▶ _Provided records_:
--------

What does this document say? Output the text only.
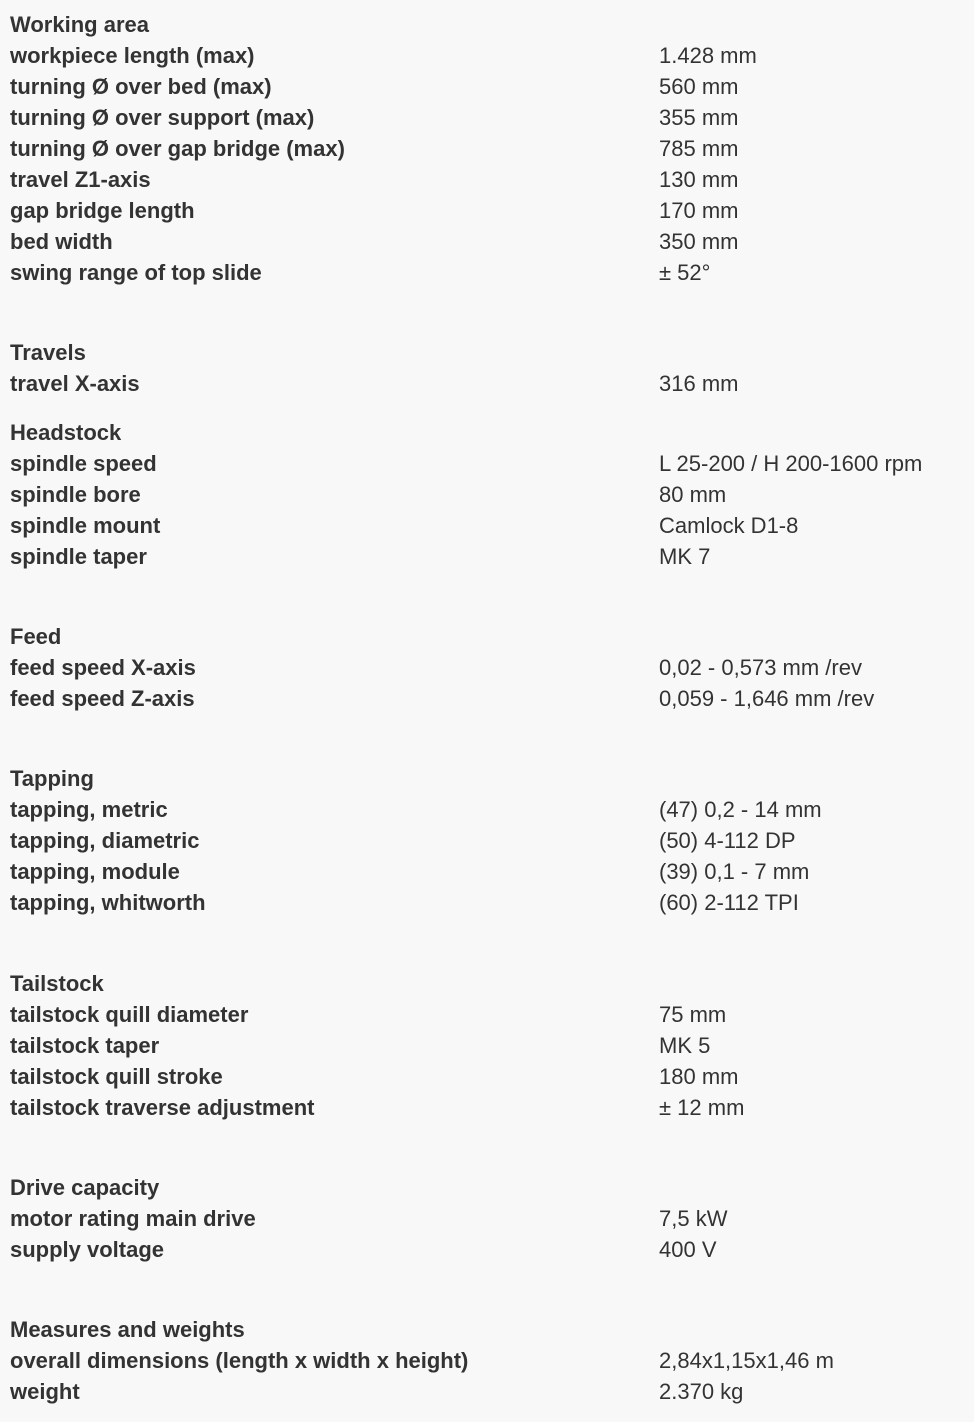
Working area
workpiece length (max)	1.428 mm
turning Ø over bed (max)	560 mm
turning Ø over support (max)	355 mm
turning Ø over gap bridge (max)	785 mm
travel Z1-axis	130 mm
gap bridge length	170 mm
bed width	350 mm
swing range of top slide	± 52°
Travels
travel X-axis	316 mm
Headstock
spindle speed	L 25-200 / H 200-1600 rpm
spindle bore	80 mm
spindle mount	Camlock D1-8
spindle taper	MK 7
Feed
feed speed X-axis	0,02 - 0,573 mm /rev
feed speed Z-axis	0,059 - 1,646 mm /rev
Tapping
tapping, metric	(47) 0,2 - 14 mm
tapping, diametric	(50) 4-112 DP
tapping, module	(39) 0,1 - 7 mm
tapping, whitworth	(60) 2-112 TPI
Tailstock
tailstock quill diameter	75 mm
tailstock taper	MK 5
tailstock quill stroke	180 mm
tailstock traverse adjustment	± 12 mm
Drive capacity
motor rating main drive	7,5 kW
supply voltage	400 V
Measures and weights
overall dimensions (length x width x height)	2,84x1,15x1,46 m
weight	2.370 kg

--------

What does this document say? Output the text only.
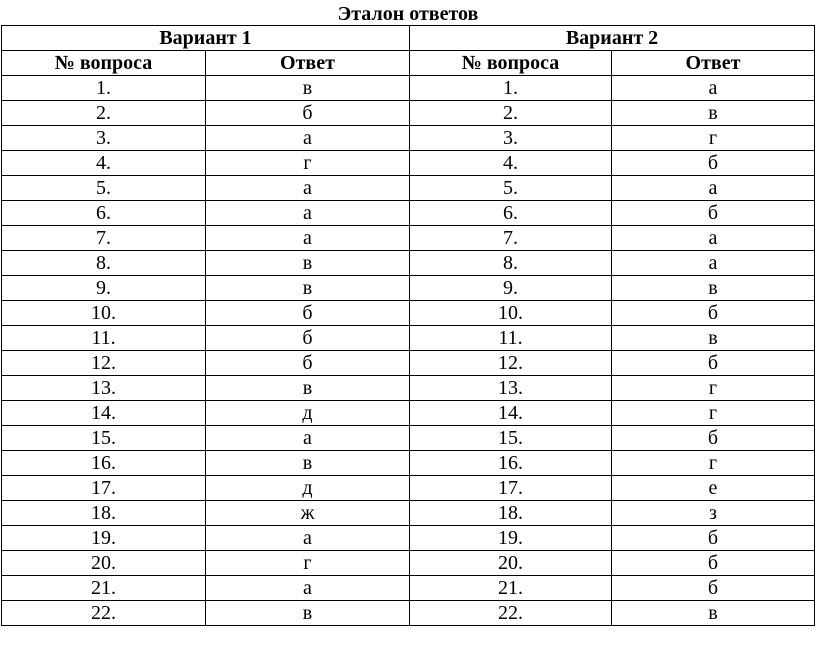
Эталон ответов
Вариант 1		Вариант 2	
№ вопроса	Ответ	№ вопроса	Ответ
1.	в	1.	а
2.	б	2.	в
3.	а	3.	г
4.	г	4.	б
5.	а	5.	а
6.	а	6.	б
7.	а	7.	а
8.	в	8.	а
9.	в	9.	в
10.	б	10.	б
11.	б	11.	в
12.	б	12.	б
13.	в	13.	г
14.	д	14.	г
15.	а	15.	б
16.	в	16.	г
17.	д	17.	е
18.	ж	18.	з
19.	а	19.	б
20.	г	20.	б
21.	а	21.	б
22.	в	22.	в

--------

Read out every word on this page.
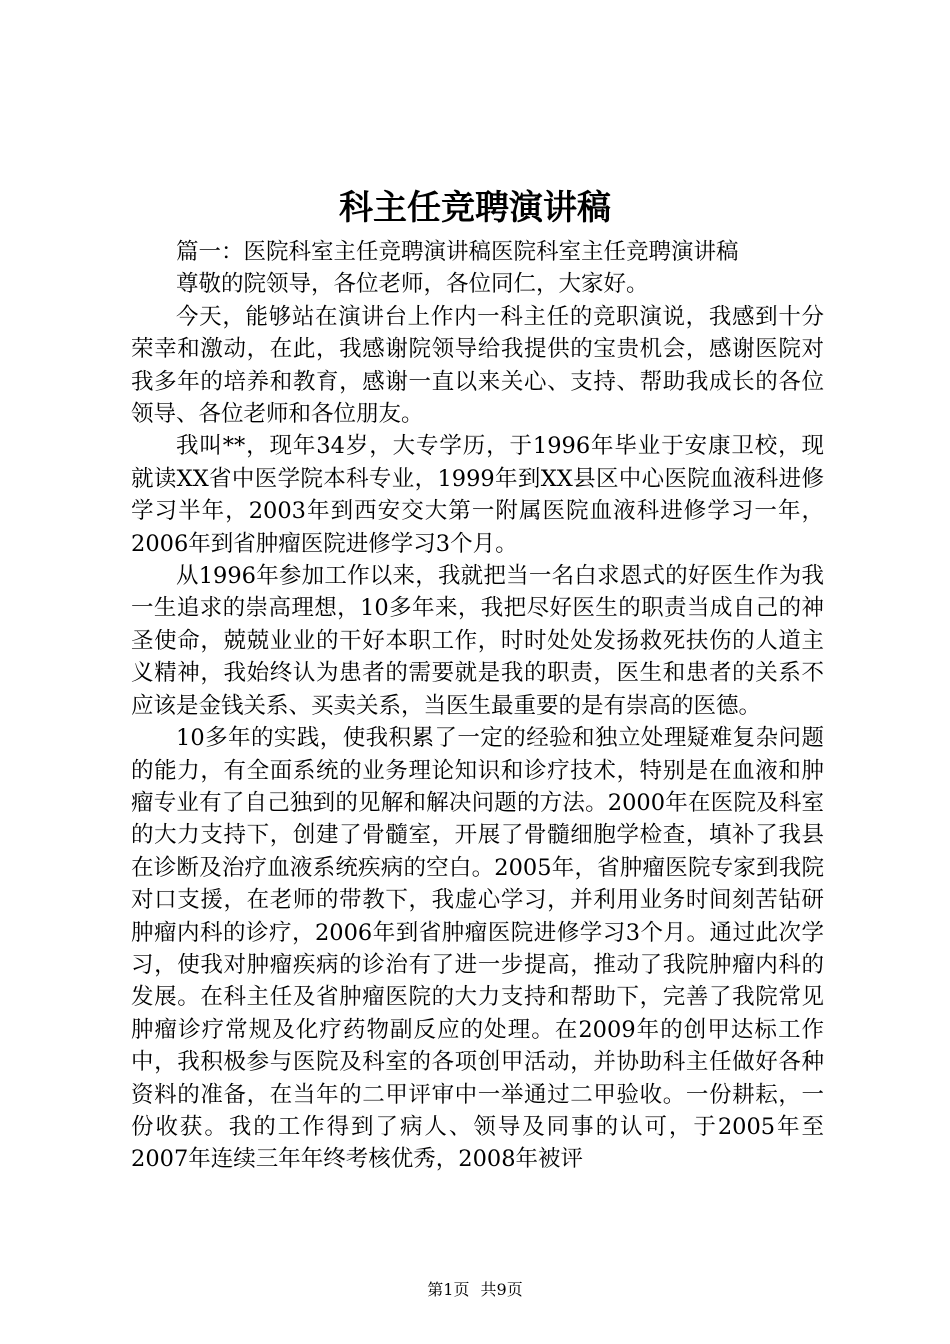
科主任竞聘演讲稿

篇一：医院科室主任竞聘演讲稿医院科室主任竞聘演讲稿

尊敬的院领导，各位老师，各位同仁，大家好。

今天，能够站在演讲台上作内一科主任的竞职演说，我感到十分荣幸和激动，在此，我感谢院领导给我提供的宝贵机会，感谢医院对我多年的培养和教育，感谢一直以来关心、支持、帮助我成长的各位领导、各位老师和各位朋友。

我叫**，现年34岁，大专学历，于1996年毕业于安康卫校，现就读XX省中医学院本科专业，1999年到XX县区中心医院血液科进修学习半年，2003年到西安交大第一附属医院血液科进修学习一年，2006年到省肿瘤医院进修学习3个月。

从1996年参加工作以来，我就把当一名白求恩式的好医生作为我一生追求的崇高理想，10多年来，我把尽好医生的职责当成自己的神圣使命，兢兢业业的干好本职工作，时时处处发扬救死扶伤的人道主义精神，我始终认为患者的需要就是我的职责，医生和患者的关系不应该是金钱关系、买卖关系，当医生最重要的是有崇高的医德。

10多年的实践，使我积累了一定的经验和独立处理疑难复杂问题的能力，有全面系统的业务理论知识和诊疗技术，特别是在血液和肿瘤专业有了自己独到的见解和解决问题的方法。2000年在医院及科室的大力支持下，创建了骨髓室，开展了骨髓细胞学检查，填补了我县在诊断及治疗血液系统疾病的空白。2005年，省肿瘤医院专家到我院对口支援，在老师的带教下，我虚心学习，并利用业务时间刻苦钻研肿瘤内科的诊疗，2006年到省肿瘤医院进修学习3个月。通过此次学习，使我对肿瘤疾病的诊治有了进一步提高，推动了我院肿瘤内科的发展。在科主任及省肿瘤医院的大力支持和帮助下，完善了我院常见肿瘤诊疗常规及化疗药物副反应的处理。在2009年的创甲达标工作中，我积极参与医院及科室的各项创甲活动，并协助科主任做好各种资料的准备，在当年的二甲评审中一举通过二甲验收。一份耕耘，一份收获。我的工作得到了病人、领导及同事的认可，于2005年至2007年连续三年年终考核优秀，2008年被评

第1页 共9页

--------

▶ _Given request_:
Out of the records, collect only those lines that contain the string "bridge".

▶ _Final result_:
turning Ø over gap bridge (max)	785 mm
gap bridge length	170 mm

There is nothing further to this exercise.